Saved entries

● ● ● ●

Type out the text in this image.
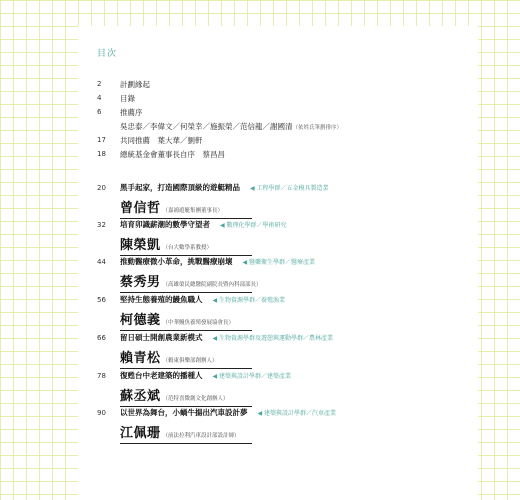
目次
2	計劃緣起
4	目錄
6	推薦序
吳忠泰／李偉文／何榮幸／施振榮／范信龍／謝國清（依姓氏筆劃排序）
17	共同推薦　葉大華／劉軒
18	總統基金會董事長自序　蔡昌昌
20	黑手起家，打造國際頂級的遊艇精品 ◀ 工程學群／五金模具製造業
曾信哲 （嘉鴻遊艇集團董事長）
32	培育卯識薪潮的數學守望者 ◀ 數理化學群／學術研究
陳榮凱 （台大數學系教授）
44	推動醫療微小革命，挑戰醫療崩壞 ◀ 醫藥衛生學群／醫療產業
蔡秀男 （高雄榮民總醫院副院長暨內科部部長）
56	堅持生態養殖的鰻魚職人 ◀ 生物資源學群／養殖漁業
柯德義 （中華鰻魚養殖發展協會長）
66	留日碩士開創農業新模式 ◀ 生物資源學群及遊憩與運動學群／農林產業
賴青松 （穀東俱樂部創辦人）
78	復甦台中老建築的播種人 ◀ 建築與設計學群／建築產業
蘇丞斌 （范特喜微創文化創辦人）
90	以世界為舞台，小蝸牛揚出汽車設計夢 ◀ 建築與設計學群／汽車產業
江佩珊 （前法拉利汽車設計部設計師）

● ● ● ●

Aim of the task:
Write out the material above again, word for word, minus its pictures.

Written answer:
Type out the text in this image.
目次
2	計劃緣起
4	目錄
6	推薦序
吳忠泰／李偉文／何榮幸／施振榮／范信龍／謝國清（依姓氏筆劃排序）
17	共同推薦　葉大華／劉軒
18	總統基金會董事長自序　蔡昌昌
20	黑手起家，打造國際頂級的遊艇精品 ◀ 工程學群／五金模具製造業
曾信哲 （嘉鴻遊艇集團董事長）
32	培育卯識薪潮的數學守望者 ◀ 數理化學群／學術研究
陳榮凱 （台大數學系教授）
44	推動醫療微小革命，挑戰醫療崩壞 ◀ 醫藥衛生學群／醫療產業
蔡秀男 （高雄榮民總醫院副院長暨內科部部長）
56	堅持生態養殖的鰻魚職人 ◀ 生物資源學群／養殖漁業
柯德義 （中華鰻魚養殖發展協會長）
66	留日碩士開創農業新模式 ◀ 生物資源學群及遊憩與運動學群／農林產業
賴青松 （穀東俱樂部創辦人）
78	復甦台中老建築的播種人 ◀ 建築與設計學群／建築產業
蘇丞斌 （范特喜微創文化創辦人）
90	以世界為舞台，小蝸牛揚出汽車設計夢 ◀ 建築與設計學群／汽車產業
江佩珊 （前法拉利汽車設計部設計師）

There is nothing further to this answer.